## Given exercise
Using the listing below, copy every line that mentions "lesson".

## Data excerpts
[start]
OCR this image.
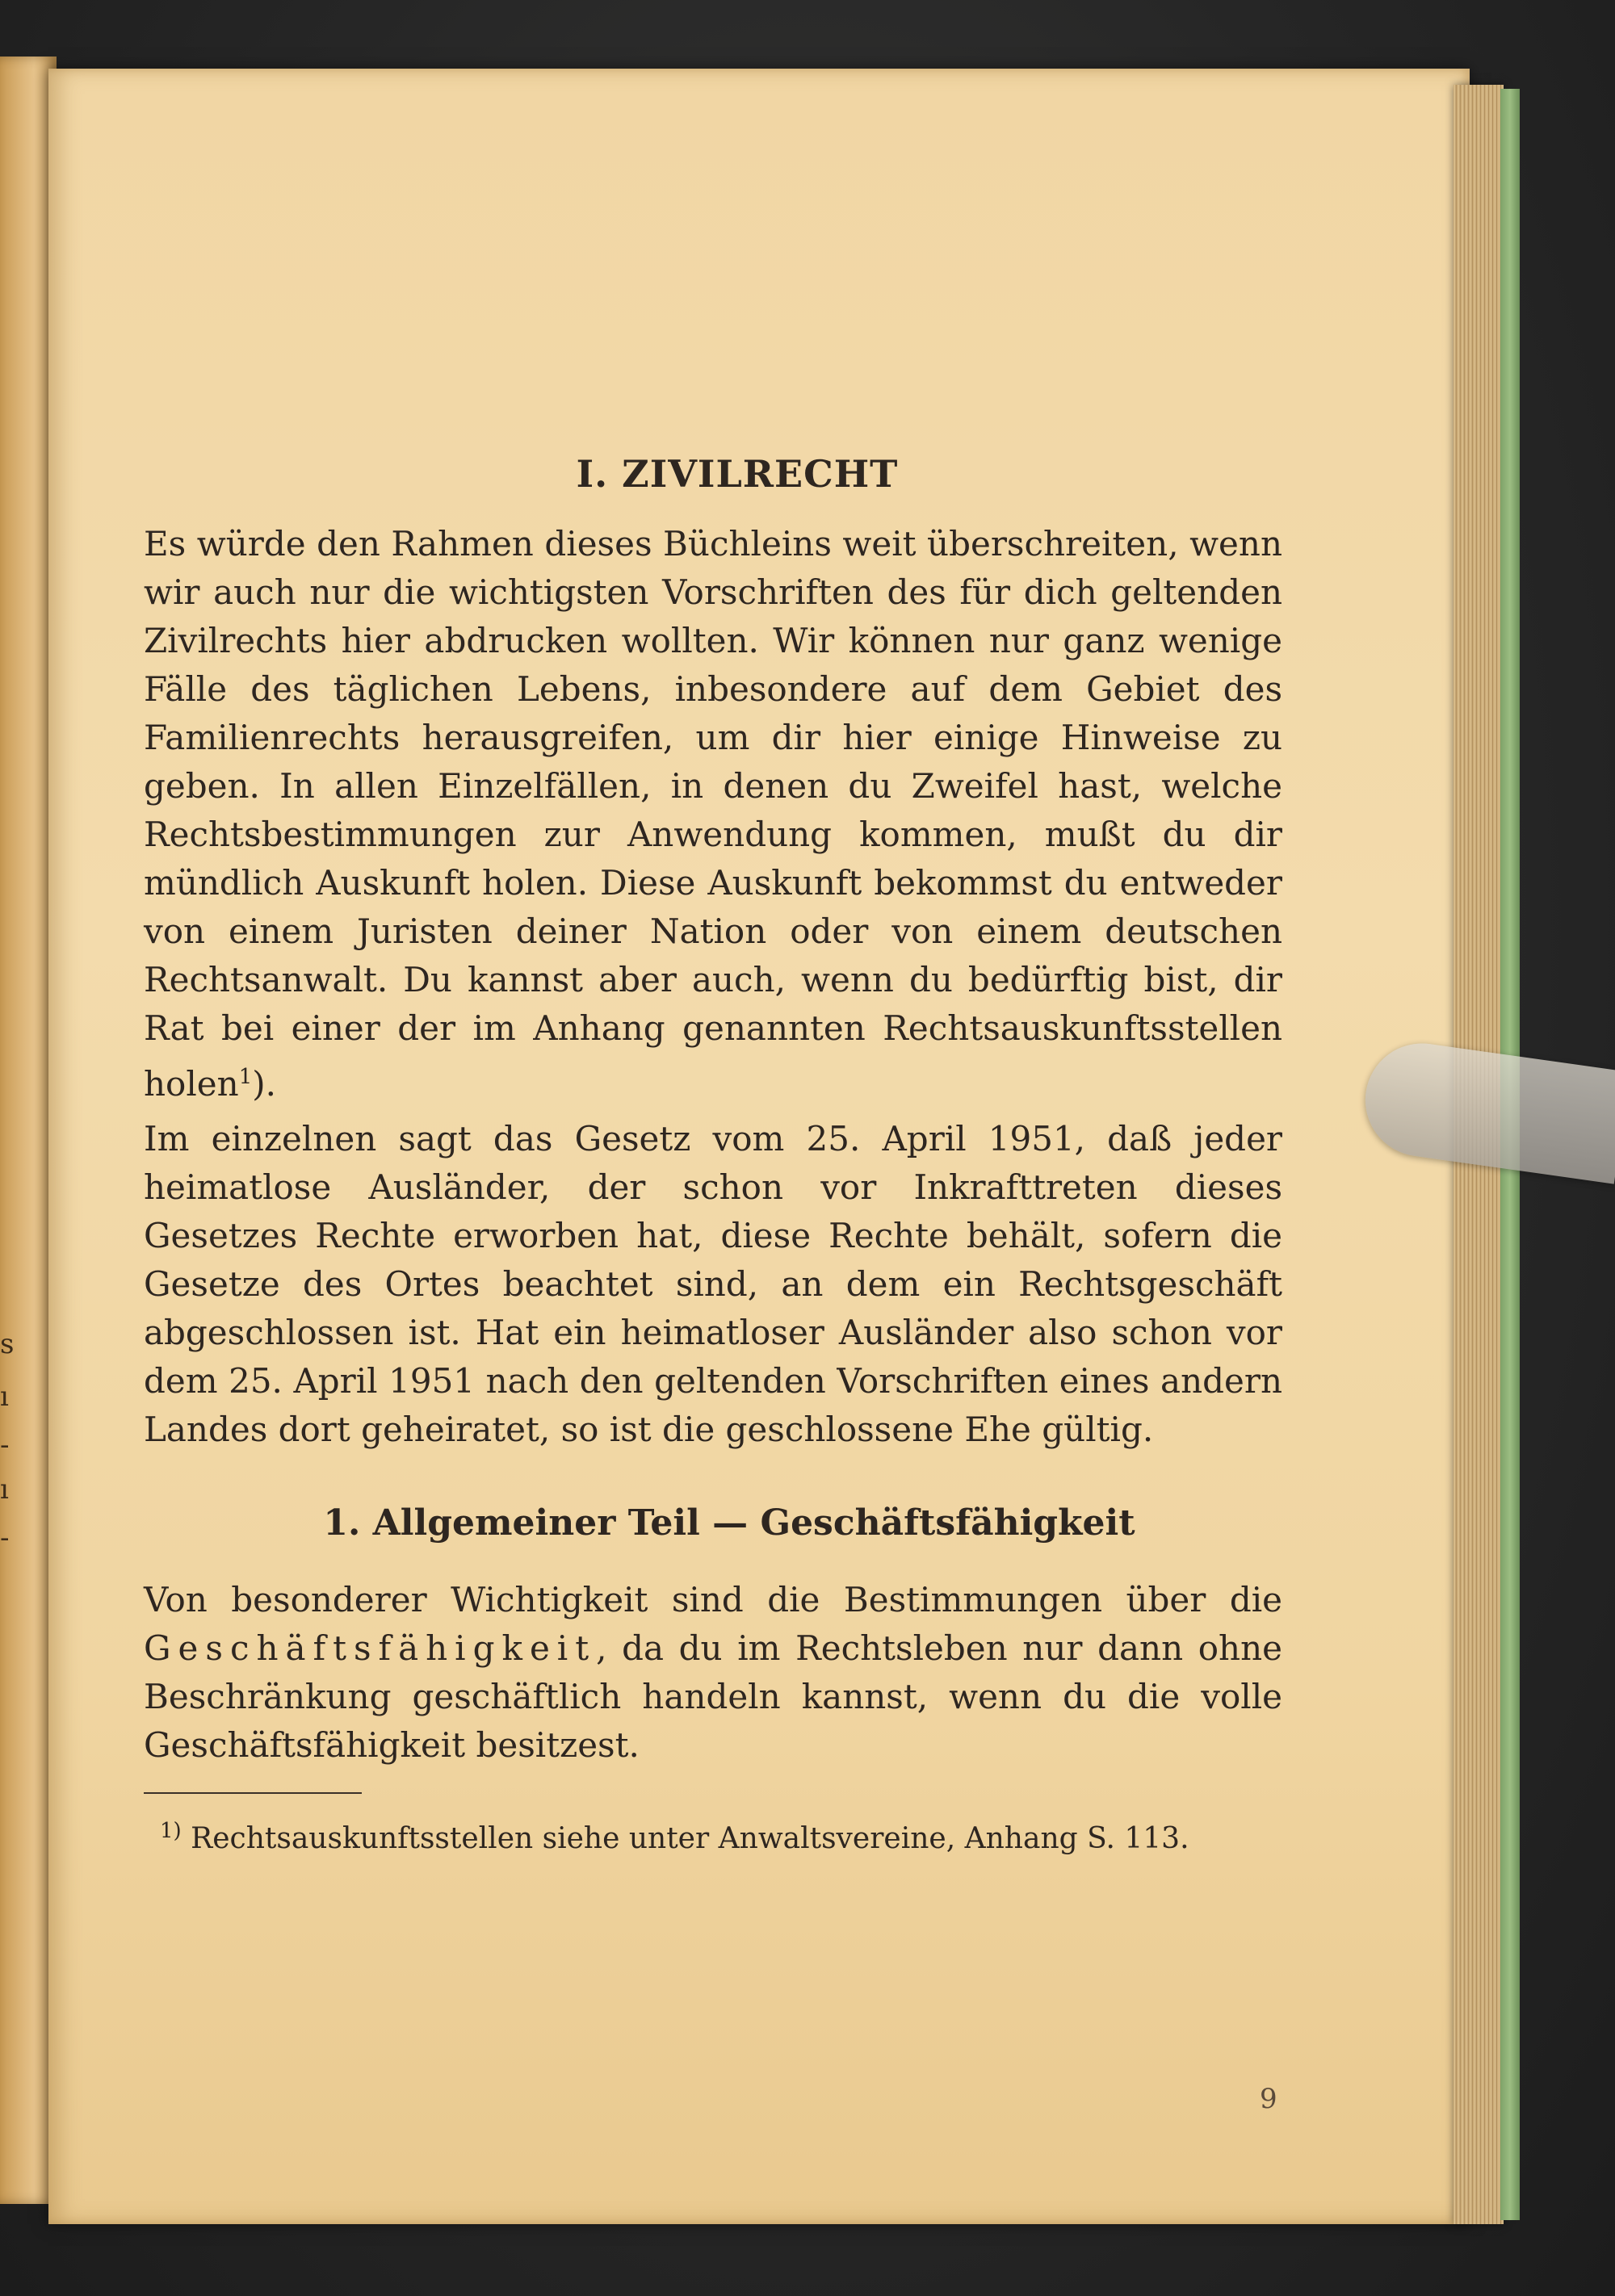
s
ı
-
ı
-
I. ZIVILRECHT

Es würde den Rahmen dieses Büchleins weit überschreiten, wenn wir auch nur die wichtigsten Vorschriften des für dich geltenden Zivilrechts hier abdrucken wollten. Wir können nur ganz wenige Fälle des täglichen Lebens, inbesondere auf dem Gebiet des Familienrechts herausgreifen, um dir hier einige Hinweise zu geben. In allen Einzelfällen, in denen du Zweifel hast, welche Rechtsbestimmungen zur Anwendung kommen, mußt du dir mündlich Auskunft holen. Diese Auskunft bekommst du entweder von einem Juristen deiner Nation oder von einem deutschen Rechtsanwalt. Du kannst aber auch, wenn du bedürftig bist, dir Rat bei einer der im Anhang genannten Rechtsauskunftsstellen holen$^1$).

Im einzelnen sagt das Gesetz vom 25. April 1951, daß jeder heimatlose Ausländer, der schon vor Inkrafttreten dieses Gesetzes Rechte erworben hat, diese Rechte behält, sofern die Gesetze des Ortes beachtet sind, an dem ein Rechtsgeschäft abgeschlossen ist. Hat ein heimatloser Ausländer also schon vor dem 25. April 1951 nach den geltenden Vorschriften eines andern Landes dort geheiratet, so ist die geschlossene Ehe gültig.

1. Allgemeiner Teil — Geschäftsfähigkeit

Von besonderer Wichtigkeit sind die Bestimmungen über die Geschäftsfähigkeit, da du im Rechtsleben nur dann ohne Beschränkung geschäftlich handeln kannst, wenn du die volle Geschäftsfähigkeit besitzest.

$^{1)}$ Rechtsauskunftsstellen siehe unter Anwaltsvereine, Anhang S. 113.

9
[end]
[start]
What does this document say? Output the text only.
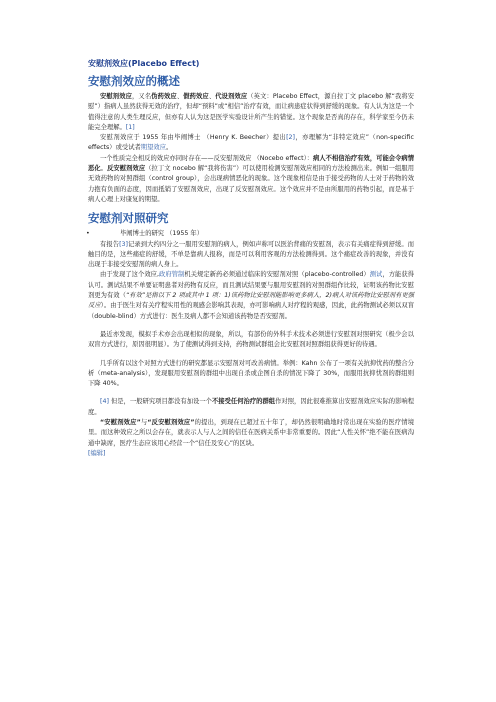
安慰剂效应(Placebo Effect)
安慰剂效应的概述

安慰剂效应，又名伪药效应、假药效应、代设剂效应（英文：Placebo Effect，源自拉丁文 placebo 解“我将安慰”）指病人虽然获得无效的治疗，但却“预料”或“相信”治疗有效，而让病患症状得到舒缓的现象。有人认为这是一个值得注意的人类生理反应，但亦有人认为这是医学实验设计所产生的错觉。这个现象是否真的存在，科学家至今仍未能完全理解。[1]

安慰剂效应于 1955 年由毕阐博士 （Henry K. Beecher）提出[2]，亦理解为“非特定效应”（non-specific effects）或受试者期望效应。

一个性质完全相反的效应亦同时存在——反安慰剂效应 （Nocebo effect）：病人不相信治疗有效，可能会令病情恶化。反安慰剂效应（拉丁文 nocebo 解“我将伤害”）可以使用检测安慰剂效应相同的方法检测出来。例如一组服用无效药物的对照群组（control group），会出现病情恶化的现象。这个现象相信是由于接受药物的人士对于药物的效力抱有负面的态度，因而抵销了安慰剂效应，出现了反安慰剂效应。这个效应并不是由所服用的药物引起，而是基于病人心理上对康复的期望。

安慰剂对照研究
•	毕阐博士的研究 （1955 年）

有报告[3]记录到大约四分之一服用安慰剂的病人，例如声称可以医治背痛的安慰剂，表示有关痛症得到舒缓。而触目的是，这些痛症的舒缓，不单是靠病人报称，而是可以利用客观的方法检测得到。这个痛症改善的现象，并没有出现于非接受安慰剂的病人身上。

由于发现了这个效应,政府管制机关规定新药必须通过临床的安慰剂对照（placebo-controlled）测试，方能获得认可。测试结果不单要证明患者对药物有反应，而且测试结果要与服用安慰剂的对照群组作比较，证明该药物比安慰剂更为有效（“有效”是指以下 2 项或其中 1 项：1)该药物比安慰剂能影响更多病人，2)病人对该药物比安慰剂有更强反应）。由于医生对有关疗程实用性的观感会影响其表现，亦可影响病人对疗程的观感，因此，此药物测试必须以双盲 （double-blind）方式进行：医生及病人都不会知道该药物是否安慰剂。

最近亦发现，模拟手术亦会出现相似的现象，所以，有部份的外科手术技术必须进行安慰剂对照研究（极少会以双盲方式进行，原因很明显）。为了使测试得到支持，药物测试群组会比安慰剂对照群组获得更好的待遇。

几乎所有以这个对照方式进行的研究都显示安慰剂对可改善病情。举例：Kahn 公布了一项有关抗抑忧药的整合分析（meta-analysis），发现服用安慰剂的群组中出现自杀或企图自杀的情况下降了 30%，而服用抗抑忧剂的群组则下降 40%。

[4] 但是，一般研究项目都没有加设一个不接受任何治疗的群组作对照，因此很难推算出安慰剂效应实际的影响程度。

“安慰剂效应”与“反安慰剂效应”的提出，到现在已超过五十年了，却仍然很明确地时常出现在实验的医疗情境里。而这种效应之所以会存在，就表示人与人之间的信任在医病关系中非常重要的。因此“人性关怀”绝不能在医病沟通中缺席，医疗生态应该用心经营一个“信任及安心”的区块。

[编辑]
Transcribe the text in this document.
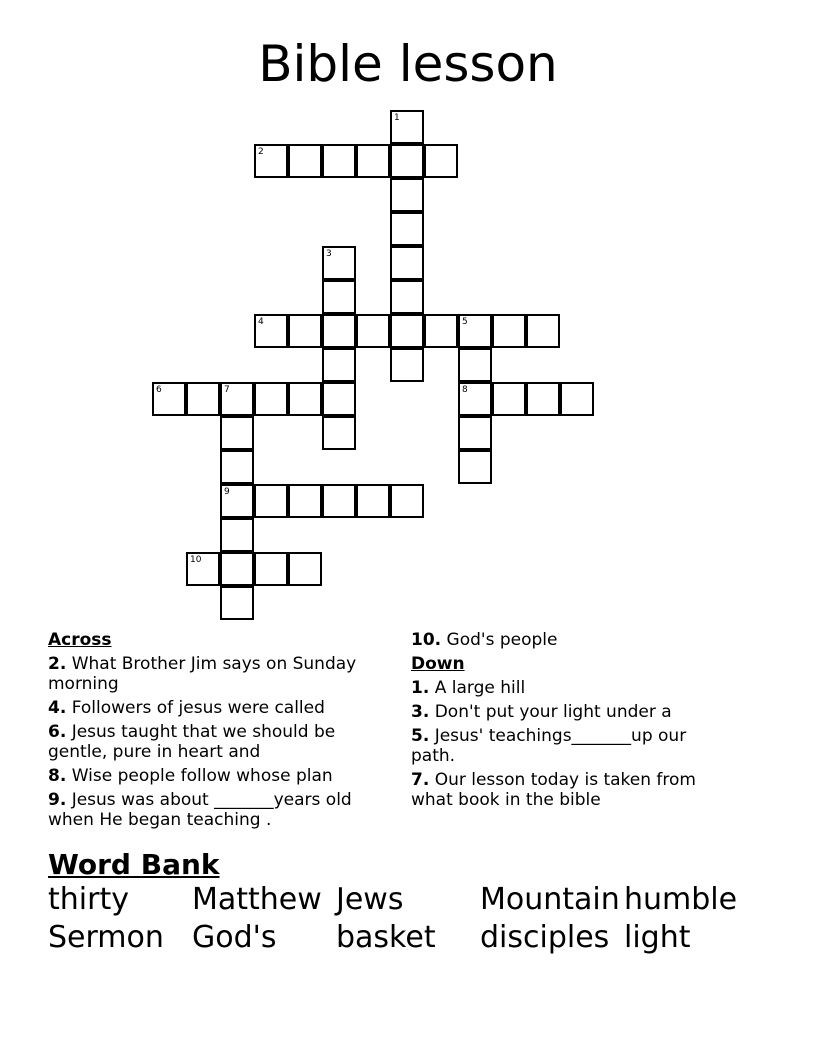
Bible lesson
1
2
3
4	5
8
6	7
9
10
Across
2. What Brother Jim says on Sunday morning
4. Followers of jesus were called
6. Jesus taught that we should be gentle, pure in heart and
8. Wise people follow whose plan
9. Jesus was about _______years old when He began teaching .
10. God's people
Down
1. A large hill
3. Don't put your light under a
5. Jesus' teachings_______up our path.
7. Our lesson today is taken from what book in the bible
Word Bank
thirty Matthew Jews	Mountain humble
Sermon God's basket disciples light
[end]
## Response to this task
Bible lesson
7. Our lesson today is taken from what book in the bible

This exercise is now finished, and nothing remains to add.